Work required
Will you write out the data exactly, excluding every picture?

►

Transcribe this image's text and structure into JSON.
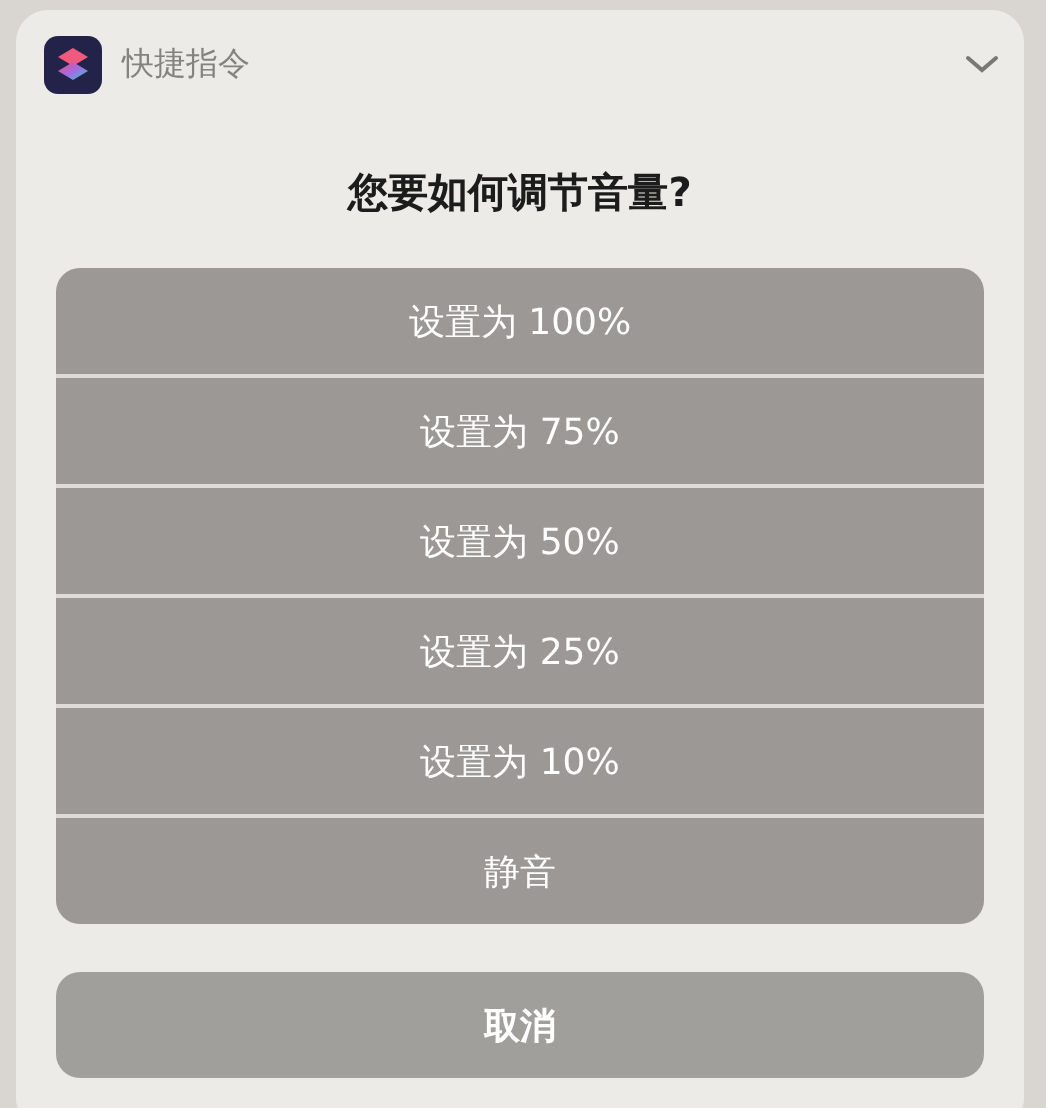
{
  "app": {
    "name": "快捷指令"
  },
  "prompt": "您要如何调节音量?",
  "options": [
    "设置为 100%",
    "设置为 75%",
    "设置为 50%",
    "设置为 25%",
    "设置为 10%",
    "静音"
  ],
  "cancel_button": "取消"
}
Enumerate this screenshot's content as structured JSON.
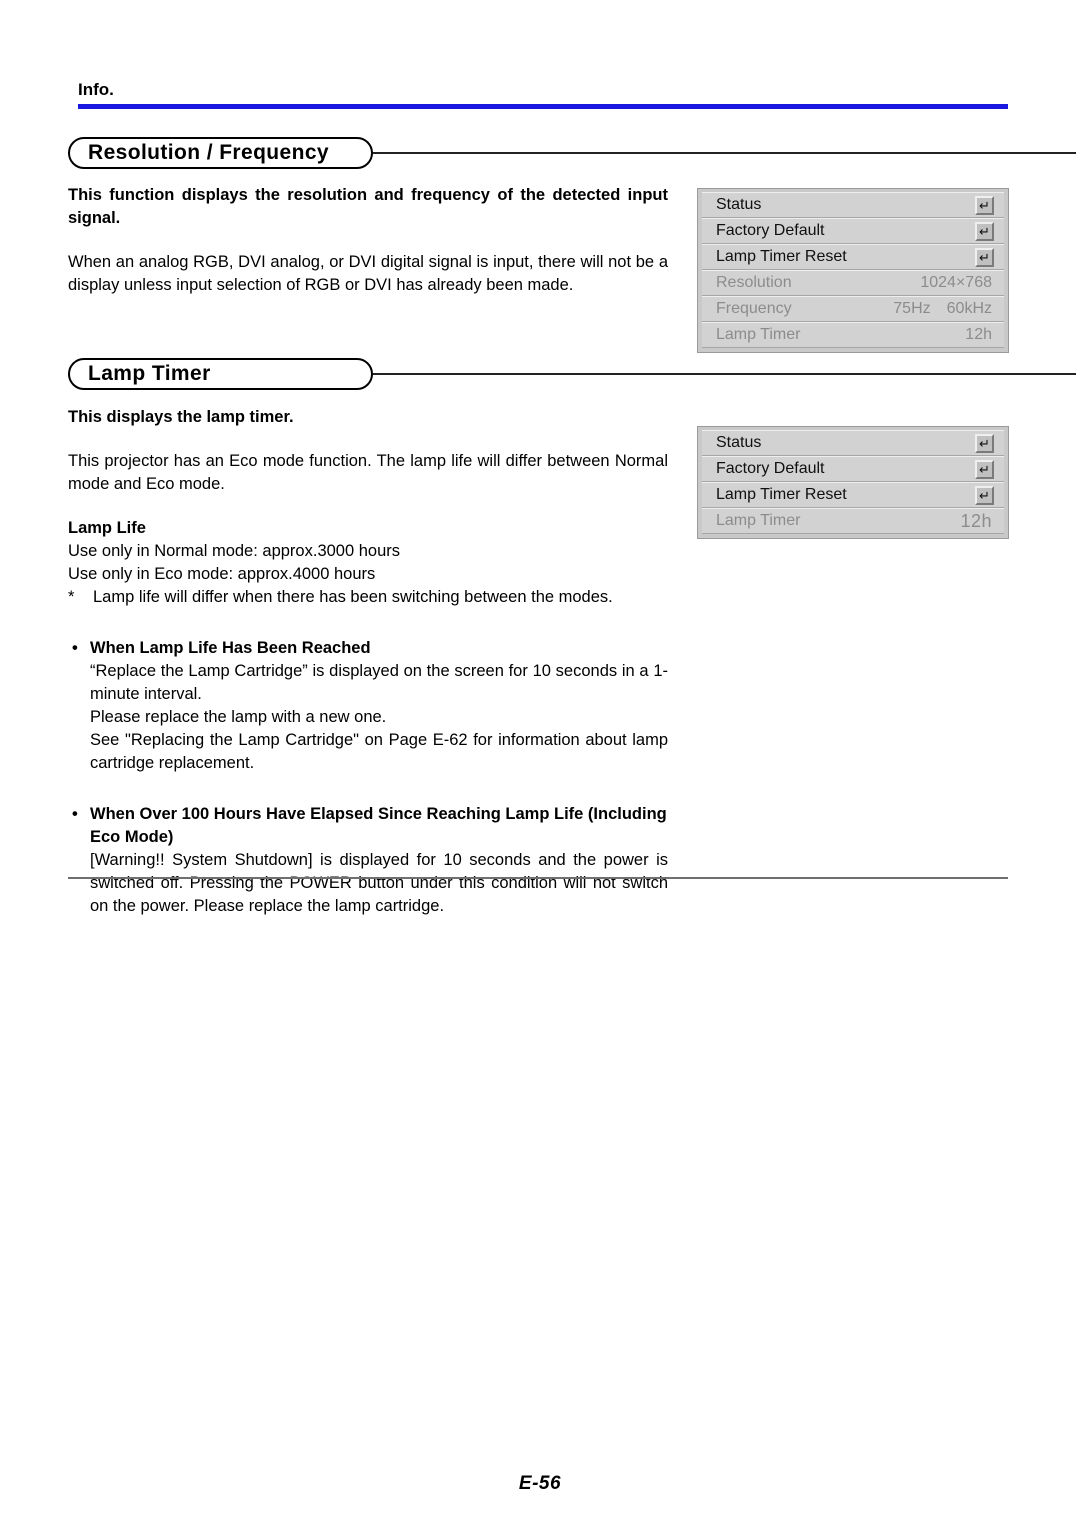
{
  "page": {
    "info_label": "Info.",
    "footer": "E-56",
    "accent_color": "#1818e0",
    "rule_color": "#6f6f6f"
  },
  "sections": [
    {
      "id": "resolution-frequency",
      "title": "Resolution / Frequency",
      "intro_bold": "This function displays the resolution and frequency of the detected input signal.",
      "paragraph": "When an analog RGB, DVI analog, or DVI digital signal is input, there will not be a display unless input selection of RGB or DVI has already been made."
    },
    {
      "id": "lamp-timer",
      "title": "Lamp Timer",
      "intro_bold": "This displays the lamp timer.",
      "paragraph": "This projector has an Eco mode function. The lamp life will differ between Normal mode and Eco mode.",
      "lamp_life": {
        "heading": "Lamp Life",
        "line1": "Use only in Normal mode: approx.3000 hours",
        "line2": "Use only in Eco mode: approx.4000 hours",
        "note_marker": "*",
        "note": "Lamp life will differ when there has been switching between the modes."
      },
      "bullets": [
        {
          "marker": "•",
          "heading": "When Lamp Life Has Been Reached",
          "lines": [
            "“Replace the Lamp Cartridge” is displayed on the screen for 10 seconds in a 1-minute interval.",
            "Please replace the lamp with a new one.",
            "See \"Replacing the Lamp Cartridge\" on Page E-62 for information about lamp cartridge replacement."
          ]
        },
        {
          "marker": "•",
          "heading": "When Over 100 Hours Have Elapsed Since Reaching Lamp Life (Including Eco Mode)",
          "lines": [
            "[Warning!! System Shutdown] is displayed for 10 seconds and the power is switched off. Pressing the POWER button under this condition will not switch on the power. Please replace the lamp cartridge."
          ]
        }
      ]
    }
  ],
  "osd_menus": [
    {
      "id": "osd-resolution-frequency",
      "rows": [
        {
          "label": "Status",
          "value": "",
          "value2": "",
          "icon": "enter-key-icon",
          "dim": false
        },
        {
          "label": "Factory Default",
          "value": "",
          "value2": "",
          "icon": "enter-key-icon",
          "dim": false
        },
        {
          "label": "Lamp Timer Reset",
          "value": "",
          "value2": "",
          "icon": "enter-key-icon",
          "dim": false
        },
        {
          "label": "Resolution",
          "value": "1024×768",
          "value2": "",
          "icon": "",
          "dim": true
        },
        {
          "label": "Frequency",
          "value": "75Hz",
          "value2": "60kHz",
          "icon": "",
          "dim": true
        },
        {
          "label": "Lamp Timer",
          "value": "12h",
          "value2": "",
          "icon": "",
          "dim": true
        }
      ]
    },
    {
      "id": "osd-lamp-timer",
      "rows": [
        {
          "label": "Status",
          "value": "",
          "value2": "",
          "icon": "enter-key-icon",
          "dim": false
        },
        {
          "label": "Factory Default",
          "value": "",
          "value2": "",
          "icon": "enter-key-icon",
          "dim": false
        },
        {
          "label": "Lamp Timer Reset",
          "value": "",
          "value2": "",
          "icon": "enter-key-icon",
          "dim": false
        },
        {
          "label": "Lamp Timer",
          "value": "12h",
          "value2": "",
          "icon": "",
          "dim": true,
          "big": true
        }
      ]
    }
  ],
  "icons": {
    "enter_key": "↵"
  }
}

◄

In response
Transcribe this image's text and structure into JSON.
{
  "app": {
    "name": "快捷指令"
  },
  "prompt": "您要如何调节音量?",
  "options": [
    "设置为 100%",
    "设置为 75%",
    "设置为 50%",
    "设置为 25%",
    "设置为 10%",
    "静音"
  ],
  "cancel_button": "取消"
}
Enumerate this screenshot's content as structured JSON.
{
  "page": {
    "info_label": "Info.",
    "footer": "E-56",
    "accent_color": "#1818e0",
    "rule_color": "#6f6f6f"
  },
  "sections": [
    {
      "id": "resolution-frequency",
      "title": "Resolution / Frequency",
      "intro_bold": "This function displays the resolution and frequency of the detected input signal.",
      "paragraph": "When an analog RGB, DVI analog, or DVI digital signal is input, there will not be a display unless input selection of RGB or DVI has already been made."
    },
    {
      "id": "lamp-timer",
      "title": "Lamp Timer",
      "intro_bold": "This displays the lamp timer.",
      "paragraph": "This projector has an Eco mode function. The lamp life will differ between Normal mode and Eco mode.",
      "lamp_life": {
        "heading": "Lamp Life",
        "line1": "Use only in Normal mode: approx.3000 hours",
        "line2": "Use only in Eco mode: approx.4000 hours",
        "note_marker": "*",
        "note": "Lamp life will differ when there has been switching between the modes."
      },
      "bullets": [
        {
          "marker": "•",
          "heading": "When Lamp Life Has Been Reached",
          "lines": [
            "“Replace the Lamp Cartridge” is displayed on the screen for 10 seconds in a 1-minute interval.",
            "Please replace the lamp with a new one.",
            "See \"Replacing the Lamp Cartridge\" on Page E-62 for information about lamp cartridge replacement."
          ]
        },
        {
          "marker": "•",
          "heading": "When Over 100 Hours Have Elapsed Since Reaching Lamp Life (Including Eco Mode)",
          "lines": [
            "[Warning!! System Shutdown] is displayed for 10 seconds and the power is switched off. Pressing the POWER button under this condition will not switch on the power. Please replace the lamp cartridge."
          ]
        }
      ]
    }
  ],
  "osd_menus": [
    {
      "id": "osd-resolution-frequency",
      "rows": [
        {
          "label": "Status",
          "value": "",
          "value2": "",
          "icon": "enter-key-icon",
          "dim": false
        },
        {
          "label": "Factory Default",
          "value": "",
          "value2": "",
          "icon": "enter-key-icon",
          "dim": false
        },
        {
          "label": "Lamp Timer Reset",
          "value": "",
          "value2": "",
          "icon": "enter-key-icon",
          "dim": false
        },
        {
          "label": "Resolution",
          "value": "1024×768",
          "value2": "",
          "icon": "",
          "dim": true
        },
        {
          "label": "Frequency",
          "value": "75Hz",
          "value2": "60kHz",
          "icon": "",
          "dim": true
        },
        {
          "label": "Lamp Timer",
          "value": "12h",
          "value2": "",
          "icon": "",
          "dim": true
        }
      ]
    },
    {
      "id": "osd-lamp-timer",
      "rows": [
        {
          "label": "Status",
          "value": "",
          "value2": "",
          "icon": "enter-key-icon",
          "dim": false
        },
        {
          "label": "Factory Default",
          "value": "",
          "value2": "",
          "icon": "enter-key-icon",
          "dim": false
        },
        {
          "label": "Lamp Timer Reset",
          "value": "",
          "value2": "",
          "icon": "enter-key-icon",
          "dim": false
        },
        {
          "label": "Lamp Timer",
          "value": "12h",
          "value2": "",
          "icon": "",
          "dim": true,
          "big": true
        }
      ]
    }
  ],
  "icons": {
    "enter_key": "↵"
  }
}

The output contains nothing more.